===== EXERCISE INPUTS =====

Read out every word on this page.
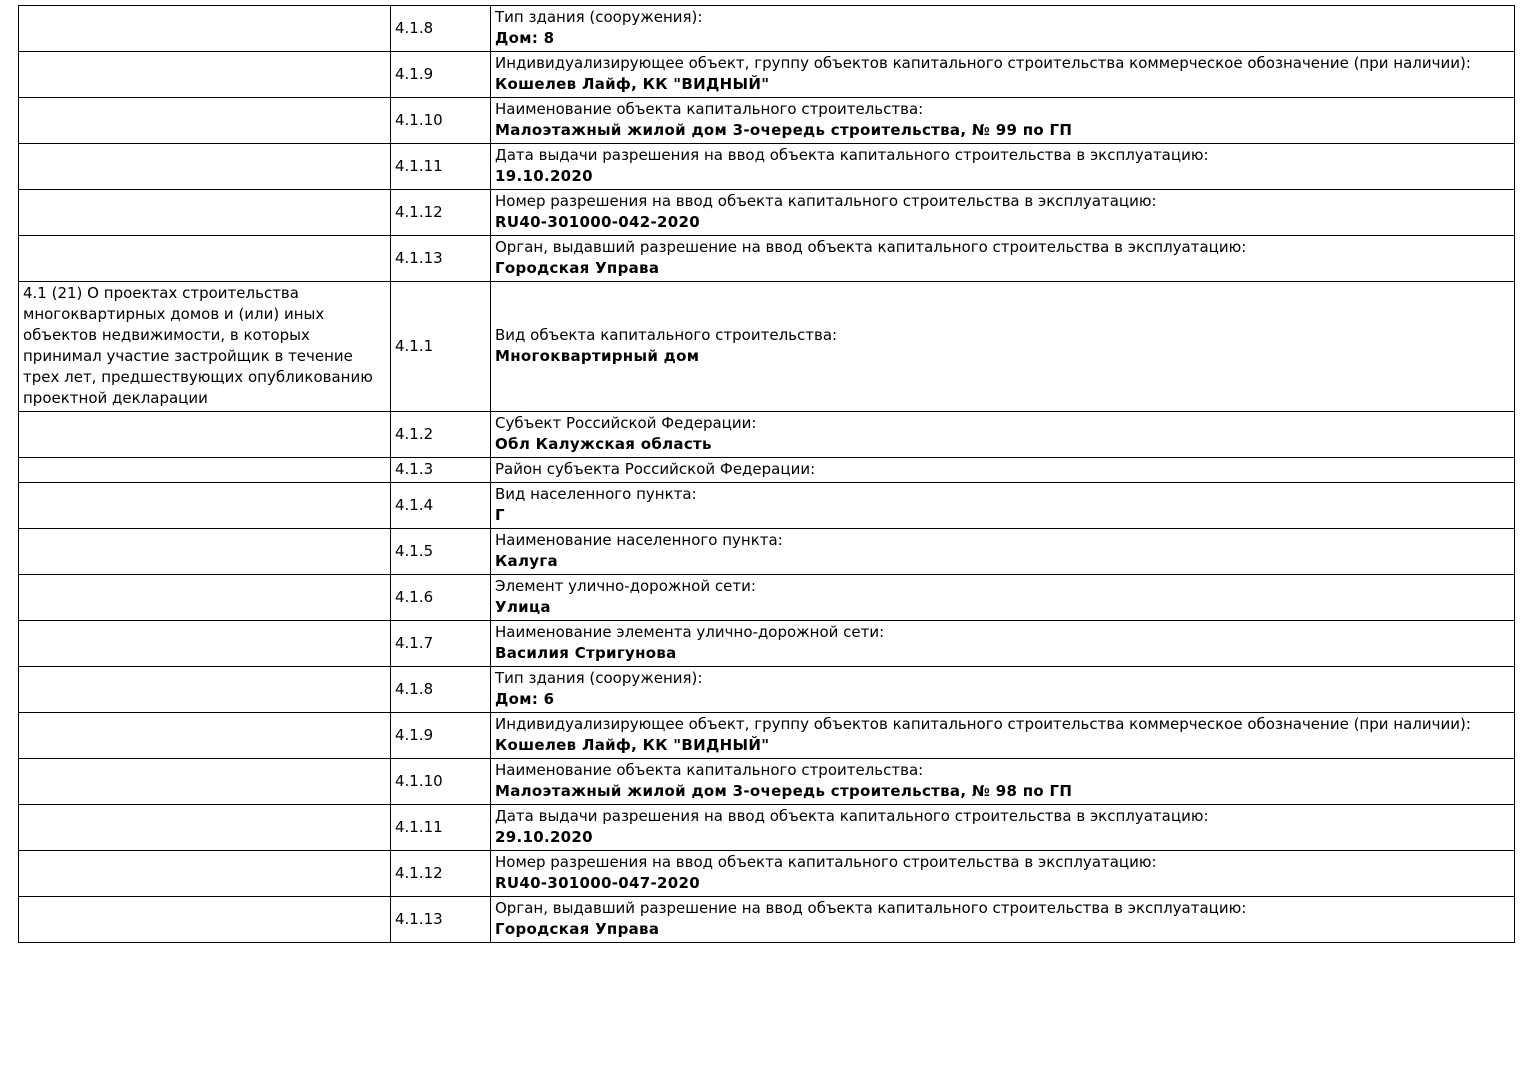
	4.1.8	Тип здания (сооружения):
Дом: 8

	4.1.9	Индивидуализирующее объект, группу объектов капитального строительства коммерческое обозначение (при наличии):
Кошелев Лайф, КК "ВИДНЫЙ"

	4.1.10	Наименование объекта капитального строительства:
Малоэтажный жилой дом 3-очередь строительства, № 99 по ГП

	4.1.11	Дата выдачи разрешения на ввод объекта капитального строительства в эксплуатацию:
19.10.2020

	4.1.12	Номер разрешения на ввод объекта капитального строительства в эксплуатацию:
RU40-301000-042-2020

	4.1.13	Орган, выдавший разрешение на ввод объекта капитального строительства в эксплуатацию:
Городская Управа

4.1 (21) О проектах строительства многоквартирных домов и (или) иных объектов недвижимости, в которых принимал участие застройщик в течение трех лет, предшествующих опубликованию проектной декларации	4.1.1	Вид объекта капитального строительства:
Многоквартирный дом

	4.1.2	Субъект Российской Федерации:
Обл Калужская область

	4.1.3	Район субъекта Российской Федерации:

	4.1.4	Вид населенного пункта:
Г

	4.1.5	Наименование населенного пункта:
Калуга

	4.1.6	Элемент улично-дорожной сети:
Улица

	4.1.7	Наименование элемента улично-дорожной сети:
Василия Стригунова

	4.1.8	Тип здания (сооружения):
Дом: 6

	4.1.9	Индивидуализирующее объект, группу объектов капитального строительства коммерческое обозначение (при наличии):
Кошелев Лайф, КК "ВИДНЫЙ"

	4.1.10	Наименование объекта капитального строительства:
Малоэтажный жилой дом 3-очередь строительства, № 98 по ГП

	4.1.11	Дата выдачи разрешения на ввод объекта капитального строительства в эксплуатацию:
29.10.2020

	4.1.12	Номер разрешения на ввод объекта капитального строительства в эксплуатацию:
RU40-301000-047-2020

	4.1.13	Орган, выдавший разрешение на ввод объекта капитального строительства в эксплуатацию:
Городская Управа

=====

-- WORK TO BE COMPLETED --
Go through the records. Copy each line where "Наименование" appears.

-- TASK ANSWER --
	4.1.10	Наименование объекта капитального строительства:
	4.1.5	Наименование населенного пункта:
	4.1.7	Наименование элемента улично-дорожной сети:
	4.1.10	Наименование объекта капитального строительства:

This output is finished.